(Stated goal):
Write the entries below out again exactly; any picture in them stays out.

(Dataset records):
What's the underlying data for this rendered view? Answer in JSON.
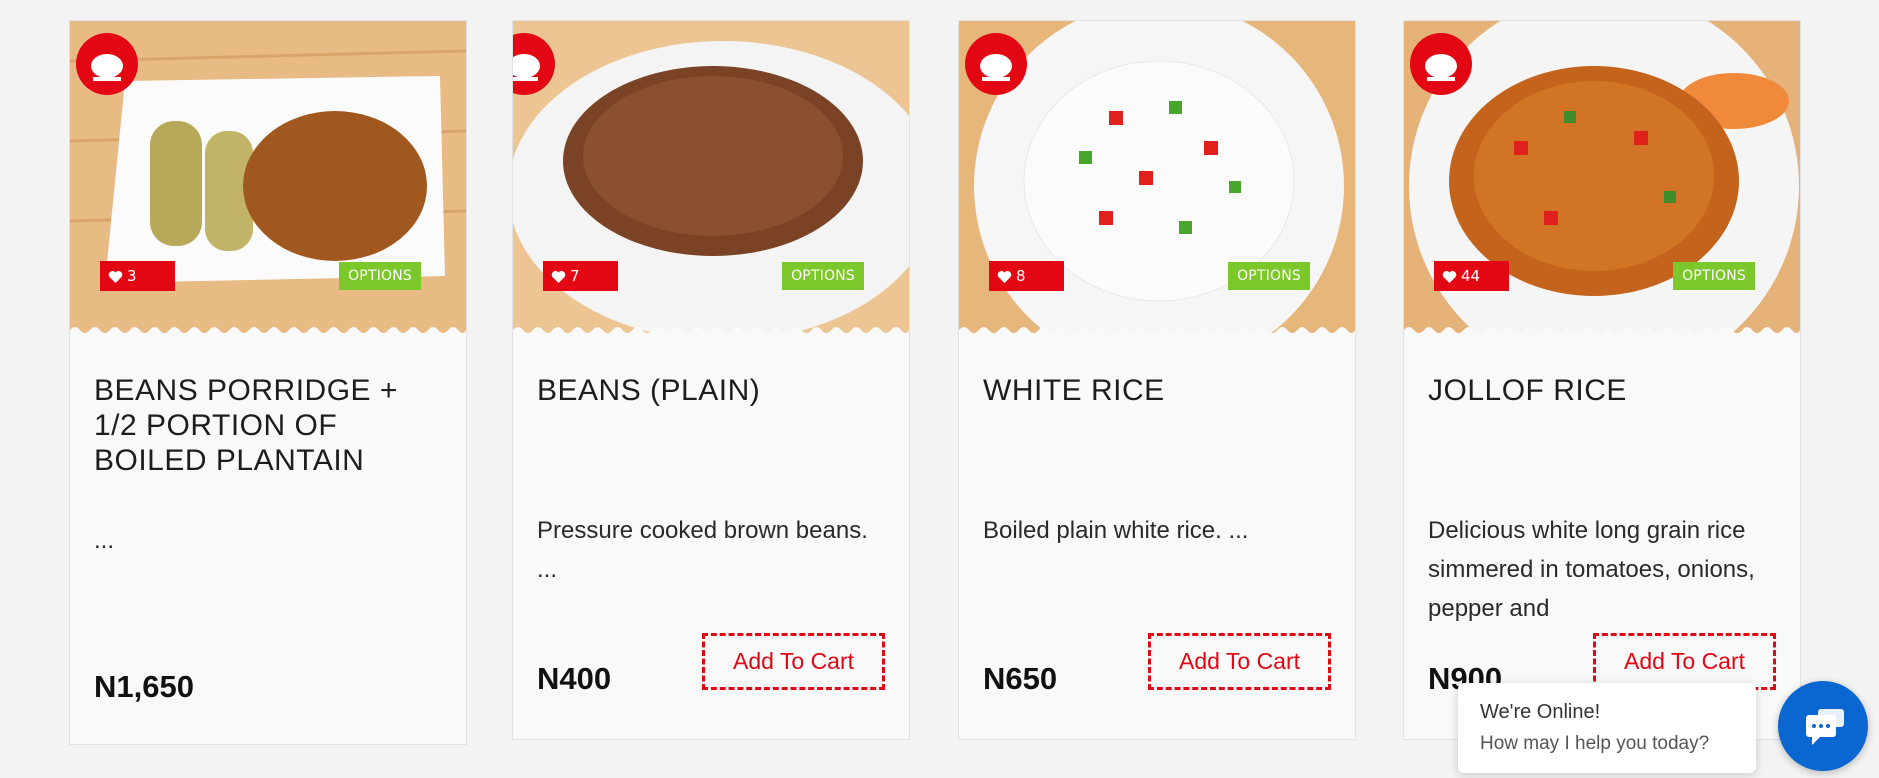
{
  "brand": {
    "accent": "#e30613",
    "options_color": "#7cc72a",
    "chat_color": "#0a66d0"
  },
  "products": [
    {
      "title": "BEANS PORRIDGE + 1/2 PORTION OF BOILED PLANTAIN",
      "description": "...",
      "price": "N1,650",
      "likes": "3",
      "options_label": "OPTIONS",
      "cart_label": "",
      "image": "beans-porridge-plantain"
    },
    {
      "title": "BEANS (PLAIN)",
      "description": "Pressure cooked brown beans. ...",
      "price": "N400",
      "likes": "7",
      "options_label": "OPTIONS",
      "cart_label": "Add To Cart",
      "image": "plain-beans"
    },
    {
      "title": "WHITE RICE",
      "description": "Boiled plain white rice. ...",
      "price": "N650",
      "likes": "8",
      "options_label": "OPTIONS",
      "cart_label": "Add To Cart",
      "image": "white-rice"
    },
    {
      "title": "JOLLOF RICE",
      "description": "Delicious white long grain rice simmered in tomatoes, onions, pepper and",
      "price": "N900",
      "likes": "44",
      "options_label": "OPTIONS",
      "cart_label": "Add To Cart",
      "image": "jollof-rice"
    }
  ],
  "chat": {
    "line1": "We're Online!",
    "line2": "How may I help you today?",
    "icon": "chat-icon"
  }
}
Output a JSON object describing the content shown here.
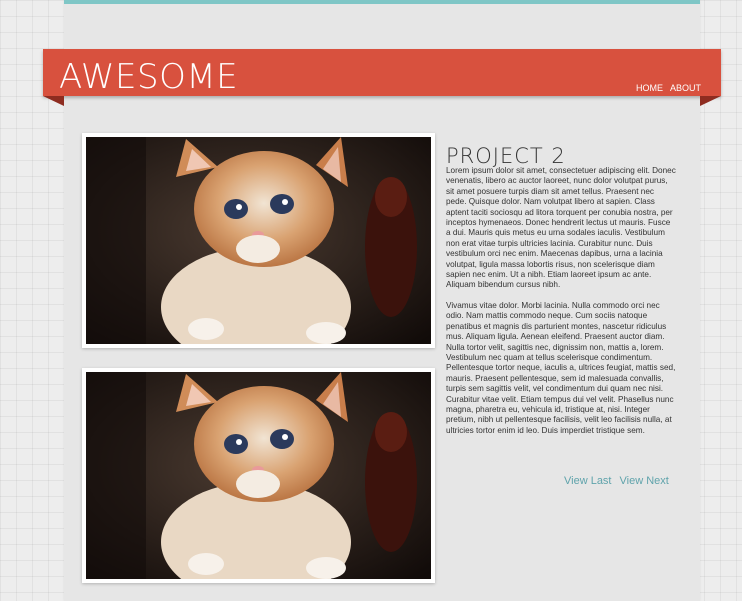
{
  "header": {
    "logo": "AWESOME",
    "nav": [
      {
        "label": "HOME"
      },
      {
        "label": "ABOUT"
      }
    ]
  },
  "project": {
    "title": "PROJECT 2",
    "paragraphs": [
      "Lorem ipsum dolor sit amet, consectetuer adipiscing elit. Donec venenatis, libero ac auctor laoreet, nunc dolor volutpat purus, sit amet posuere turpis diam sit amet tellus. Praesent nec pede. Quisque dolor. Nam volutpat libero at sapien. Class aptent taciti sociosqu ad litora torquent per conubia nostra, per inceptos hymenaeos. Donec hendrerit lectus ut mauris. Fusce a dui. Mauris quis metus eu urna sodales iaculis. Vestibulum non erat vitae turpis ultricies lacinia. Curabitur nunc. Duis vestibulum orci nec enim. Maecenas dapibus, urna a lacinia volutpat, ligula massa lobortis risus, non scelerisque diam sapien nec enim. Ut a nibh. Etiam laoreet ipsum ac ante. Aliquam bibendum cursus nibh.",
      "Vivamus vitae dolor. Morbi lacinia. Nulla commodo orci nec odio. Nam mattis commodo neque. Cum sociis natoque penatibus et magnis dis parturient montes, nascetur ridiculus mus. Aliquam ligula. Aenean eleifend. Praesent auctor diam. Nulla tortor velit, sagittis nec, dignissim non, mattis a, lorem. Vestibulum nec quam at tellus scelerisque condimentum. Pellentesque tortor neque, iaculis a, ultrices feugiat, mattis sed, mauris. Praesent pellentesque, sem id malesuada convallis, turpis sem sagittis velit, vel condimentum dui quam nec nisi. Curabitur vitae velit. Etiam tempus dui vel velit. Phasellus nunc magna, pharetra eu, vehicula id, tristique at, nisi. Integer pretium, nibh ut pellentesque facilisis, velit leo facilisis nulla, at ultricies tortor enim id leo. Duis imperdiet tristique sem."
    ],
    "pager": {
      "prev_label": "View Last",
      "next_label": "View Next"
    }
  },
  "colors": {
    "banner": "#d8513e",
    "top_rule": "#7fc6c6",
    "link": "#5fa3ab"
  }
}
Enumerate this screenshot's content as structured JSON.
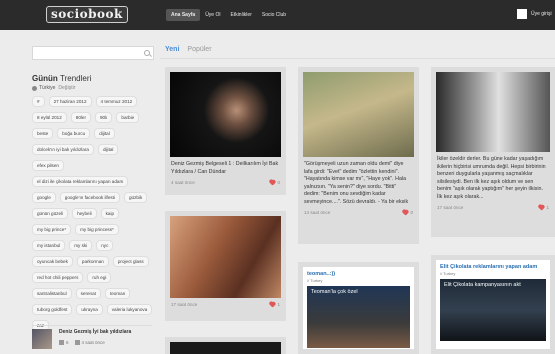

(Written solution):
What's the underlying data for this rendered view? Answer in JSON.
{
  "brand": {
    "accent": "#e30613",
    "options_color": "#7cc72a",
    "chat_color": "#0a66d0"
  },
  "products": [
    {
      "title": "BEANS PORRIDGE + 1/2 PORTION OF BOILED PLANTAIN",
      "description": "...",
      "price": "N1,650",
      "likes": "3",
      "options_label": "OPTIONS",
      "cart_label": "",
      "image": "beans-porridge-plantain"
    },
    {
      "title": "BEANS (PLAIN)",
      "description": "Pressure cooked brown beans. ...",
      "price": "N400",
      "likes": "7",
      "options_label": "OPTIONS",
      "cart_label": "Add To Cart",
      "image": "plain-beans"
    },
    {
      "title": "WHITE RICE",
      "description": "Boiled plain white rice. ...",
      "price": "N650",
      "likes": "8",
      "options_label": "OPTIONS",
      "cart_label": "Add To Cart",
      "image": "white-rice"
    },
    {
      "title": "JOLLOF RICE",
      "description": "Delicious white long grain rice simmered in tomatoes, onions, pepper and",
      "price": "N900",
      "likes": "44",
      "options_label": "OPTIONS",
      "cart_label": "Add To Cart",
      "image": "jollof-rice"
    }
  ],
  "chat": {
    "line1": "We're Online!",
    "line2": "How may I help you today?",
    "icon": "chat-icon"
  }
}
Output a JSON object describing the content shown here.
{
  "header": {
    "logo": "AWESOME",
    "nav": [
      {
        "label": "HOME"
      },
      {
        "label": "ABOUT"
      }
    ]
  },
  "project": {
    "title": "PROJECT 2",
    "paragraphs": [
      "Lorem ipsum dolor sit amet, consectetuer adipiscing elit. Donec venenatis, libero ac auctor laoreet, nunc dolor volutpat purus, sit amet posuere turpis diam sit amet tellus. Praesent nec pede. Quisque dolor. Nam volutpat libero at sapien. Class aptent taciti sociosqu ad litora torquent per conubia nostra, per inceptos hymenaeos. Donec hendrerit lectus ut mauris. Fusce a dui. Mauris quis metus eu urna sodales iaculis. Vestibulum non erat vitae turpis ultricies lacinia. Curabitur nunc. Duis vestibulum orci nec enim. Maecenas dapibus, urna a lacinia volutpat, ligula massa lobortis risus, non scelerisque diam sapien nec enim. Ut a nibh. Etiam laoreet ipsum ac ante. Aliquam bibendum cursus nibh.",
      "Vivamus vitae dolor. Morbi lacinia. Nulla commodo orci nec odio. Nam mattis commodo neque. Cum sociis natoque penatibus et magnis dis parturient montes, nascetur ridiculus mus. Aliquam ligula. Aenean eleifend. Praesent auctor diam. Nulla tortor velit, sagittis nec, dignissim non, mattis a, lorem. Vestibulum nec quam at tellus scelerisque condimentum. Pellentesque tortor neque, iaculis a, ultrices feugiat, mattis sed, mauris. Praesent pellentesque, sem id malesuada convallis, turpis sem sagittis velit, vel condimentum dui quam nec nisi. Curabitur vitae velit. Etiam tempus dui vel velit. Phasellus nunc magna, pharetra eu, vehicula id, tristique at, nisi. Integer pretium, nibh ut pellentesque facilisis, velit leo facilisis nulla, at ultricies tortor enim id leo. Duis imperdiet tristique sem."
    ],
    "pager": {
      "prev_label": "View Last",
      "next_label": "View Next"
    }
  },
  "colors": {
    "banner": "#d8513e",
    "top_rule": "#7fc6c6",
    "link": "#5fa3ab"
  }
}
Enumerate this screenshot's content as structured JSON.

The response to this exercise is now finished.